— Work instruction 1 —
In the comments on offloading work to the browser, what are bad SPA sites compared to?
— Work instruction 2 —
For the comments on offloading work to the browser, decide whether each statement agrees with them: (a) junior developers are said to be taught to move as much of a site as possible onto the client device to free up server resources; (b) one commenter holds that single-page sites are faster because there is no whole page reload; (c) Google Maps is named as an exception. Answer yes or no for each, quoting the deciding words.
— Work instruction 3 —
Write what comes next in the comments on offloading work to the browser, after their final sentence.
[[ Document passage open ]]
Maybe more like “use JavaScript to enhance the experience, not define it”. At least unless you're prepared to actually get it right, which still in 2018, seems to be tricky given the amount of weird sites like this.
This site breaks so many conventions of the web and normal navigation I don't even want to start listing them.
Bad SPA sites are the full page Flash sites of today.
> there has always been good reasons to avoid running code in the browser unless there is a good reason
From what I hear from the junior devs, what they're teaching in school these days is that as much of the site as possible should be offloaded to the client device in order to free up server resources.
The mindset is that everyone in the world has unlimited massive bandwidth at all times, along with the latest gear; and if you don't, you're an "edge case" and should be ridiculed.
Honestly, I believe the exact opposite is true. Why should you make your users and their batteries work harder to get what they want? Somebody comes to our website with a task in their head, and fundamentally our goal is to help them complete that task as quickly as possible. "Offload as much work to the client as possible" does not help our users complete their tasks faster. It makes life easier for dev teams by having servers that focus on APIs, reusing js code to create native apps, etc. But in the vast majority of cases it does not help the user, even if done perfectly. No, it's not faster because "no whole page reload" and yes, it does break expected browser behaviour unless you are extremely, unreasonably careful. The only exception is if you're building Google Maps or something extremely "appy" and need to have an alternative to the app store, for some reason.
I'm saddened by the possibility that this is what they teach juniors these days. This approach is, IMO, borderline unethical.
Offloading to the client device in order to free up server resources quite often means taking the load your server could handle once and multiplying it millionfold, once per each of your million visitors. In other words, your product just started to burn a million time more electricity than necessary. We should call it by its true name - externalizing costs - with all the negative baggage associated with that phrase.
[[ Document passage closed ]]
[[ Data supplied open ]]
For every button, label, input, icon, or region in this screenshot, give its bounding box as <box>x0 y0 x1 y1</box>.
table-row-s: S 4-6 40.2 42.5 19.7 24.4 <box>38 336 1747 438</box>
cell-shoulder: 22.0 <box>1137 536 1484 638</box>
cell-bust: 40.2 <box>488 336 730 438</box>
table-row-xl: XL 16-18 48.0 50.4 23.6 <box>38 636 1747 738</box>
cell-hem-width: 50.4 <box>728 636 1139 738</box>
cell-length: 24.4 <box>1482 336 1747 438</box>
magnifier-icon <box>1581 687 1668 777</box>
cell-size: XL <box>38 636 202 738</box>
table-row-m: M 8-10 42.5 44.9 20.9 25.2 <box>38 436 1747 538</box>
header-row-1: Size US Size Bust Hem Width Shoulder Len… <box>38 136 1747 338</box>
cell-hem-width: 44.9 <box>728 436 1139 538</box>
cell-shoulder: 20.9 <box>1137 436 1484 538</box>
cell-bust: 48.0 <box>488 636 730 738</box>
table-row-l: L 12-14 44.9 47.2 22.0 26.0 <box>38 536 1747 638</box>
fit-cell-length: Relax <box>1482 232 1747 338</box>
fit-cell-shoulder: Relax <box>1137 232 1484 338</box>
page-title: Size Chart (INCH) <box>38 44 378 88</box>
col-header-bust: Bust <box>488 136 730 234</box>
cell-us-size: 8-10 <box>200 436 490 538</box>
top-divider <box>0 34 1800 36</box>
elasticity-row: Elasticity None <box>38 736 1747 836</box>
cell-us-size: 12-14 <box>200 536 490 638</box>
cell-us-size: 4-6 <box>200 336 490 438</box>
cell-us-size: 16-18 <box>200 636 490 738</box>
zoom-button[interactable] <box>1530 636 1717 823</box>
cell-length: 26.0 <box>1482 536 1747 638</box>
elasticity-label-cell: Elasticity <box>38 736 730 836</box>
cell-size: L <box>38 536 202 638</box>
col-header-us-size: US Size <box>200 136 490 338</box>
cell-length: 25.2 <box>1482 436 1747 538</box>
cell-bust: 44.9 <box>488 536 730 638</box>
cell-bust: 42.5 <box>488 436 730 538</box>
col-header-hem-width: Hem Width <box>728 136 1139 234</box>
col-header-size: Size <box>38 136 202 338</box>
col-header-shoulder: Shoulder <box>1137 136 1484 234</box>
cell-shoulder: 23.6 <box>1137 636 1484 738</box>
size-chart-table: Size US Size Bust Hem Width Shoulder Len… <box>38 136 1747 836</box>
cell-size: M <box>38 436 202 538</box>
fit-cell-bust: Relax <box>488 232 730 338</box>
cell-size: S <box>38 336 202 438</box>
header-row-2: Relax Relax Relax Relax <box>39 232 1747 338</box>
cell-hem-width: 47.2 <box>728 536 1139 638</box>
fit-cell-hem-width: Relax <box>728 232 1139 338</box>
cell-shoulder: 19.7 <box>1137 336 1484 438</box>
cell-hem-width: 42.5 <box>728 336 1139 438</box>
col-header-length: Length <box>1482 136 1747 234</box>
[[ Data supplied closed ]]
— Final answer 1 —
The full page Flash sites of today.

— Final answer 2 —
(a) Yes: "what they're teaching in school these days is that as much of the site as possible should be offloaded to the client device in order to free up server resources"
(b) No: "No, it's not faster"
(c) Yes: "The only exception is if you're building Google Maps"

— Final answer 3 —
as much of the site as possible should be offloaded to the client device in order to ~~free up server resources~~ decrease latency.
Network is much slower than CPU. It's ironic you deride the assumption that everyone has unlimited bandwidth and then suggest that the solution is to send every user interaction through the network.
It may well be, and with good reason. However, I still encounter people who think that JavaScript is only used for things like onMouseOver and find it difficult to accept that actually, their favourite app or site is entirely powered by JavaScript.
Part of that may result from the fact that, when it's done properly, the fact that it contravenes no expectations makes it easy to overlook. Like the first rule of systems administration - when you do your job right, nobody notices; it's only when you screw something up that anyone remembers you exist.
That sounds like the vast majority of users expect more functionality from browsers than can be achieved without javascript. Do you think they would be willing to part with that functionality to achieve engineering perfection?
This site breaks so many conventions of the web and normal navigation I don't even want to start listing them.
Bad SPA sites are the full page Flash sites of today.